> _Instructions to follow_:
Make an exact copy of the listing below.

** START OF Data rows **

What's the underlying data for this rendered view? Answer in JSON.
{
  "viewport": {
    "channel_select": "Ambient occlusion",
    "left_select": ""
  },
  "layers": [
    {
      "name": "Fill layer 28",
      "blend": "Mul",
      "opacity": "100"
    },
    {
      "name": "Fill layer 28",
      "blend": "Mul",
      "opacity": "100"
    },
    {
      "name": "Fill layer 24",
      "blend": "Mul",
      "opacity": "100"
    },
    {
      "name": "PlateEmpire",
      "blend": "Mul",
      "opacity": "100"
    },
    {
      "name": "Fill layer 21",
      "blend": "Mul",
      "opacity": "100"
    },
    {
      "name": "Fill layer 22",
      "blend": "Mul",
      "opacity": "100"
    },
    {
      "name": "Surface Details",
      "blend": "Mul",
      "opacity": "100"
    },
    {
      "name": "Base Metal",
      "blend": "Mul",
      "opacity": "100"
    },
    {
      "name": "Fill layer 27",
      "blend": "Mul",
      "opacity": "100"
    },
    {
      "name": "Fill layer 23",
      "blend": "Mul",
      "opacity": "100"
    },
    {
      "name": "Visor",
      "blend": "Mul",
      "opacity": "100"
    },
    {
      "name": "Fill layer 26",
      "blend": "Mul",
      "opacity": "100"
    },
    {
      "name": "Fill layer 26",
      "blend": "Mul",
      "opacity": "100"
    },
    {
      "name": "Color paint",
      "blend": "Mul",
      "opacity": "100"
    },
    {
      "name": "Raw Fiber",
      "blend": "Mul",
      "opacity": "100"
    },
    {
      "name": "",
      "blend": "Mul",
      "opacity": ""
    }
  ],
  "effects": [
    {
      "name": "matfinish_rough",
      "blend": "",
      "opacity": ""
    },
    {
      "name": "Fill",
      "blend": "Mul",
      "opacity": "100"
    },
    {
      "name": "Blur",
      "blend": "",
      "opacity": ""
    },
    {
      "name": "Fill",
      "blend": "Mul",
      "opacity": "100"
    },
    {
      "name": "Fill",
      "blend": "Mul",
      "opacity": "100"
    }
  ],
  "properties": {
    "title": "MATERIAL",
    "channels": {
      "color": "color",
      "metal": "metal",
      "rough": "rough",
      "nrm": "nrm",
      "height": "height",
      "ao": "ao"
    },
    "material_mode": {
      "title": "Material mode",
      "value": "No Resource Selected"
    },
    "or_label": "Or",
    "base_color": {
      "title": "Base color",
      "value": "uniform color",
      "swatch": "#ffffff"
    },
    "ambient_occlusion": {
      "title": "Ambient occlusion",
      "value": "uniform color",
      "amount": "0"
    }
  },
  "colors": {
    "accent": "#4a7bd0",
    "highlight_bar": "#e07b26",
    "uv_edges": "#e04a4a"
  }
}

** END OF Data rows **

> _Exercise result_:
What's the underlying data for this rendered view? Answer in JSON.
{
  "viewport": {
    "channel_select": "Ambient occlusion",
    "left_select": ""
  },
  "layers": [
    {
      "name": "Fill layer 28",
      "blend": "Mul",
      "opacity": "100"
    },
    {
      "name": "Fill layer 28",
      "blend": "Mul",
      "opacity": "100"
    },
    {
      "name": "Fill layer 24",
      "blend": "Mul",
      "opacity": "100"
    },
    {
      "name": "PlateEmpire",
      "blend": "Mul",
      "opacity": "100"
    },
    {
      "name": "Fill layer 21",
      "blend": "Mul",
      "opacity": "100"
    },
    {
      "name": "Fill layer 22",
      "blend": "Mul",
      "opacity": "100"
    },
    {
      "name": "Surface Details",
      "blend": "Mul",
      "opacity": "100"
    },
    {
      "name": "Base Metal",
      "blend": "Mul",
      "opacity": "100"
    },
    {
      "name": "Fill layer 27",
      "blend": "Mul",
      "opacity": "100"
    },
    {
      "name": "Fill layer 23",
      "blend": "Mul",
      "opacity": "100"
    },
    {
      "name": "Visor",
      "blend": "Mul",
      "opacity": "100"
    },
    {
      "name": "Fill layer 26",
      "blend": "Mul",
      "opacity": "100"
    },
    {
      "name": "Fill layer 26",
      "blend": "Mul",
      "opacity": "100"
    },
    {
      "name": "Color paint",
      "blend": "Mul",
      "opacity": "100"
    },
    {
      "name": "Raw Fiber",
      "blend": "Mul",
      "opacity": "100"
    },
    {
      "name": "",
      "blend": "Mul",
      "opacity": ""
    }
  ],
  "effects": [
    {
      "name": "matfinish_rough",
      "blend": "",
      "opacity": ""
    },
    {
      "name": "Fill",
      "blend": "Mul",
      "opacity": "100"
    },
    {
      "name": "Blur",
      "blend": "",
      "opacity": ""
    },
    {
      "name": "Fill",
      "blend": "Mul",
      "opacity": "100"
    },
    {
      "name": "Fill",
      "blend": "Mul",
      "opacity": "100"
    }
  ],
  "properties": {
    "title": "MATERIAL",
    "channels": {
      "color": "color",
      "metal": "metal",
      "rough": "rough",
      "nrm": "nrm",
      "height": "height",
      "ao": "ao"
    },
    "material_mode": {
      "title": "Material mode",
      "value": "No Resource Selected"
    },
    "or_label": "Or",
    "base_color": {
      "title": "Base color",
      "value": "uniform color",
      "swatch": "#ffffff"
    },
    "ambient_occlusion": {
      "title": "Ambient occlusion",
      "value": "uniform color",
      "amount": "0"
    }
  },
  "colors": {
    "accent": "#4a7bd0",
    "highlight_bar": "#e07b26",
    "uv_edges": "#e04a4a"
  }
}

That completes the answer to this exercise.